▶
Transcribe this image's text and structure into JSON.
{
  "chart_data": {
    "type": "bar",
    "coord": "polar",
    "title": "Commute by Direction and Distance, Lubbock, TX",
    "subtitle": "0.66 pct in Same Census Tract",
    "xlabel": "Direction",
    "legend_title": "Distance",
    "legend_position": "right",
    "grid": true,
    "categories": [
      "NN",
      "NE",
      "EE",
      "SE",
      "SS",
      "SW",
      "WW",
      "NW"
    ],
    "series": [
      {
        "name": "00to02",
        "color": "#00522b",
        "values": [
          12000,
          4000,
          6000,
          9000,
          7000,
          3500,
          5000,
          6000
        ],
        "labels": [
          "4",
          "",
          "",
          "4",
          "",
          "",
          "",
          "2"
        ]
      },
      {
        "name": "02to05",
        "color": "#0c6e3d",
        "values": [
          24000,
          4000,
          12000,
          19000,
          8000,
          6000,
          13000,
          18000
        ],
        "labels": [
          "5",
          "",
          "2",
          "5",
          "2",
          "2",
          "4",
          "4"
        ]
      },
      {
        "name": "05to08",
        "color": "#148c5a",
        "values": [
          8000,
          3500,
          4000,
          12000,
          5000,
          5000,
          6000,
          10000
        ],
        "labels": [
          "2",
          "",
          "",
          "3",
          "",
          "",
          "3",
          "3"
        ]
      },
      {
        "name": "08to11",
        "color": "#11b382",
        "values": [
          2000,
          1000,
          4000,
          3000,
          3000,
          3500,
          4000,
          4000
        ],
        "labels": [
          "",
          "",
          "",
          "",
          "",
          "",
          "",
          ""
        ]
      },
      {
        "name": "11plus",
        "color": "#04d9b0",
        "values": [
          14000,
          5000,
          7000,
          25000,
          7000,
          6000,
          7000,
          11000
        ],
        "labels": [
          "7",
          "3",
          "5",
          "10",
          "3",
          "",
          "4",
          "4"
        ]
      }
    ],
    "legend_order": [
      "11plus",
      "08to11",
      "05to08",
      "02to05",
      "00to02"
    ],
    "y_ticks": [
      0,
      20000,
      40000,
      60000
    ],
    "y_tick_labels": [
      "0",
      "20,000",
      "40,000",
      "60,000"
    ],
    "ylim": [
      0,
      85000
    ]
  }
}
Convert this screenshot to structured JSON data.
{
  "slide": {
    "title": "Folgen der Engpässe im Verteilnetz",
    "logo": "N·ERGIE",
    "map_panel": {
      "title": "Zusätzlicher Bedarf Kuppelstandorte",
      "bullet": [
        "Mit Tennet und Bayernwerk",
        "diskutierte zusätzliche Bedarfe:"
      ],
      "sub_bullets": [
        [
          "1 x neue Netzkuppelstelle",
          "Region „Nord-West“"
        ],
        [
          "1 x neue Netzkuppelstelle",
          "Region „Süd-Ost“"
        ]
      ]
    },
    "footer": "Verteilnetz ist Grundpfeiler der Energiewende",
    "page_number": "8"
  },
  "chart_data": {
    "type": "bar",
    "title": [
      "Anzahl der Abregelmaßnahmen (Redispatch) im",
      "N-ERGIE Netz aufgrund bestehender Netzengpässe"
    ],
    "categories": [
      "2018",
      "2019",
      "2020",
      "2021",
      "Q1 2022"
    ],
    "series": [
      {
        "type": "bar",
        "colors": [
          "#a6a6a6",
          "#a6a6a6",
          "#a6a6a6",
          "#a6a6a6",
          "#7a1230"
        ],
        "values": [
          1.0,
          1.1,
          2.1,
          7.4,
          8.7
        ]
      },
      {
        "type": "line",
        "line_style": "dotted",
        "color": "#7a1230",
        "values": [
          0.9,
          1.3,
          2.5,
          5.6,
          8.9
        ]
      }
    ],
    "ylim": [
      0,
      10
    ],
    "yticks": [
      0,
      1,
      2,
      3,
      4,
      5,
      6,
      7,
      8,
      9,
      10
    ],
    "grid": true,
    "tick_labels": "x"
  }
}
◀
Give only the number of lines in the material above that include the word "Distance".

2